(Data excerpts)
--------------------

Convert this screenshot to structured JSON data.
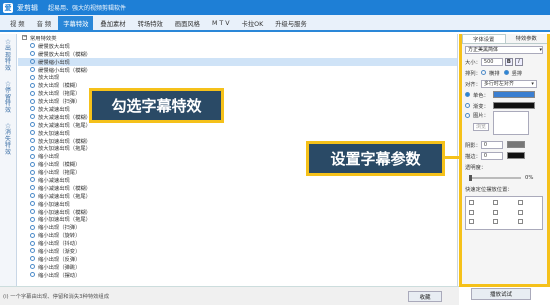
{
  "titlebar": {
    "app_name": "爱剪辑",
    "slogan": "超易用、强大的视频剪辑软件",
    "logo": "爱"
  },
  "tabs": [
    {
      "label": "视 频"
    },
    {
      "label": "音 频"
    },
    {
      "label": "字幕特效",
      "active": true
    },
    {
      "label": "叠加素材"
    },
    {
      "label": "转场特效"
    },
    {
      "label": "画面风格"
    },
    {
      "label": "M T V"
    },
    {
      "label": "卡拉OK"
    },
    {
      "label": "升级与服务"
    }
  ],
  "sidebar": [
    {
      "icon": "star-icon",
      "glyph": "☆",
      "label": "出现特效"
    },
    {
      "icon": "star-icon",
      "glyph": "☆",
      "label": "停留特效"
    },
    {
      "icon": "star-icon",
      "glyph": "☆",
      "label": "消失特效"
    }
  ],
  "effects": [
    {
      "label": "常用特效类",
      "type": "group"
    },
    {
      "label": "缓慢放大出现"
    },
    {
      "label": "缓慢放大出现（模糊）"
    },
    {
      "label": "缓慢缩小出现",
      "selected": true
    },
    {
      "label": "缓慢缩小出现（模糊）"
    },
    {
      "label": "放大出现"
    },
    {
      "label": "放大出现（模糊）"
    },
    {
      "label": "放大出现（拖尾）"
    },
    {
      "label": "放大出现（扫弹）"
    },
    {
      "label": "放大减速出现"
    },
    {
      "label": "放大减速出现（模糊）"
    },
    {
      "label": "放大减速出现（拖尾）"
    },
    {
      "label": "放大加速出现"
    },
    {
      "label": "放大加速出现（模糊）"
    },
    {
      "label": "放大加速出现（拖尾）"
    },
    {
      "label": "缩小出现"
    },
    {
      "label": "缩小出现（模糊）"
    },
    {
      "label": "缩小出现（拖尾）"
    },
    {
      "label": "缩小减速出现"
    },
    {
      "label": "缩小减速出现（模糊）"
    },
    {
      "label": "缩小减速出现（拖尾）"
    },
    {
      "label": "缩小加速出现"
    },
    {
      "label": "缩小加速出现（模糊）"
    },
    {
      "label": "缩小加速出现（拖尾）"
    },
    {
      "label": "缩小出现（扫弹）"
    },
    {
      "label": "缩小出现（旋转）"
    },
    {
      "label": "缩小出现（抖动）"
    },
    {
      "label": "缩小出现（渐变）"
    },
    {
      "label": "缩小出现（反弹）"
    },
    {
      "label": "缩小出现（弹跳）"
    },
    {
      "label": "缩小出现（摆动）"
    }
  ],
  "callouts": {
    "select_effect": "勾选字幕特效",
    "set_params": "设置字幕参数"
  },
  "right_panel": {
    "tabs": [
      {
        "label": "字体设置",
        "active": true
      },
      {
        "label": "特效参数"
      }
    ],
    "font_name": "方正美黑简体",
    "size_label": "大小：",
    "size_value": "500",
    "bold": "B",
    "italic": "I",
    "direction_label": "排列：",
    "horizontal": "横排",
    "vertical": "竖排",
    "align_label": "对齐：",
    "align_value": "多行时左对齐",
    "single_color_label": "单色：",
    "gradient_label": "渐变：",
    "image_label": "图片：",
    "browse_label": "浏览",
    "shadow_label": "阴影：",
    "shadow_value": "0",
    "stroke_label": "描边：",
    "stroke_value": "0",
    "opacity_label": "透明度：",
    "opacity_value": "0%",
    "position_label": "快速定位摆放位置：",
    "dropdown_arrow": "▾",
    "play_button": "播放试试"
  },
  "bottombar": {
    "hint": "(i) 一个字幕由出现、停留和消失3种特效组成",
    "fav_button": "收藏"
  },
  "colors": {
    "accent": "#1e7fd6",
    "callout_bg": "#2a4a66",
    "callout_border": "#f5c11a",
    "selected_row": "#cfe3f7"
  }
}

--------------------

Required work>
Repeat the listing in full and exactly. Do not include any images.

Expected output>
Convert this screenshot to structured JSON data.
{
  "titlebar": {
    "app_name": "爱剪辑",
    "slogan": "超易用、强大的视频剪辑软件",
    "logo": "爱"
  },
  "tabs": [
    {
      "label": "视 频"
    },
    {
      "label": "音 频"
    },
    {
      "label": "字幕特效",
      "active": true
    },
    {
      "label": "叠加素材"
    },
    {
      "label": "转场特效"
    },
    {
      "label": "画面风格"
    },
    {
      "label": "M T V"
    },
    {
      "label": "卡拉OK"
    },
    {
      "label": "升级与服务"
    }
  ],
  "sidebar": [
    {
      "icon": "star-icon",
      "glyph": "☆",
      "label": "出现特效"
    },
    {
      "icon": "star-icon",
      "glyph": "☆",
      "label": "停留特效"
    },
    {
      "icon": "star-icon",
      "glyph": "☆",
      "label": "消失特效"
    }
  ],
  "effects": [
    {
      "label": "常用特效类",
      "type": "group"
    },
    {
      "label": "缓慢放大出现"
    },
    {
      "label": "缓慢放大出现（模糊）"
    },
    {
      "label": "缓慢缩小出现",
      "selected": true
    },
    {
      "label": "缓慢缩小出现（模糊）"
    },
    {
      "label": "放大出现"
    },
    {
      "label": "放大出现（模糊）"
    },
    {
      "label": "放大出现（拖尾）"
    },
    {
      "label": "放大出现（扫弹）"
    },
    {
      "label": "放大减速出现"
    },
    {
      "label": "放大减速出现（模糊）"
    },
    {
      "label": "放大减速出现（拖尾）"
    },
    {
      "label": "放大加速出现"
    },
    {
      "label": "放大加速出现（模糊）"
    },
    {
      "label": "放大加速出现（拖尾）"
    },
    {
      "label": "缩小出现"
    },
    {
      "label": "缩小出现（模糊）"
    },
    {
      "label": "缩小出现（拖尾）"
    },
    {
      "label": "缩小减速出现"
    },
    {
      "label": "缩小减速出现（模糊）"
    },
    {
      "label": "缩小减速出现（拖尾）"
    },
    {
      "label": "缩小加速出现"
    },
    {
      "label": "缩小加速出现（模糊）"
    },
    {
      "label": "缩小加速出现（拖尾）"
    },
    {
      "label": "缩小出现（扫弹）"
    },
    {
      "label": "缩小出现（旋转）"
    },
    {
      "label": "缩小出现（抖动）"
    },
    {
      "label": "缩小出现（渐变）"
    },
    {
      "label": "缩小出现（反弹）"
    },
    {
      "label": "缩小出现（弹跳）"
    },
    {
      "label": "缩小出现（摆动）"
    }
  ],
  "callouts": {
    "select_effect": "勾选字幕特效",
    "set_params": "设置字幕参数"
  },
  "right_panel": {
    "tabs": [
      {
        "label": "字体设置",
        "active": true
      },
      {
        "label": "特效参数"
      }
    ],
    "font_name": "方正美黑简体",
    "size_label": "大小：",
    "size_value": "500",
    "bold": "B",
    "italic": "I",
    "direction_label": "排列：",
    "horizontal": "横排",
    "vertical": "竖排",
    "align_label": "对齐：",
    "align_value": "多行时左对齐",
    "single_color_label": "单色：",
    "gradient_label": "渐变：",
    "image_label": "图片：",
    "browse_label": "浏览",
    "shadow_label": "阴影：",
    "shadow_value": "0",
    "stroke_label": "描边：",
    "stroke_value": "0",
    "opacity_label": "透明度：",
    "opacity_value": "0%",
    "position_label": "快速定位摆放位置：",
    "dropdown_arrow": "▾",
    "play_button": "播放试试"
  },
  "bottombar": {
    "hint": "(i) 一个字幕由出现、停留和消失3种特效组成",
    "fav_button": "收藏"
  },
  "colors": {
    "accent": "#1e7fd6",
    "callout_bg": "#2a4a66",
    "callout_border": "#f5c11a",
    "selected_row": "#cfe3f7"
  }
}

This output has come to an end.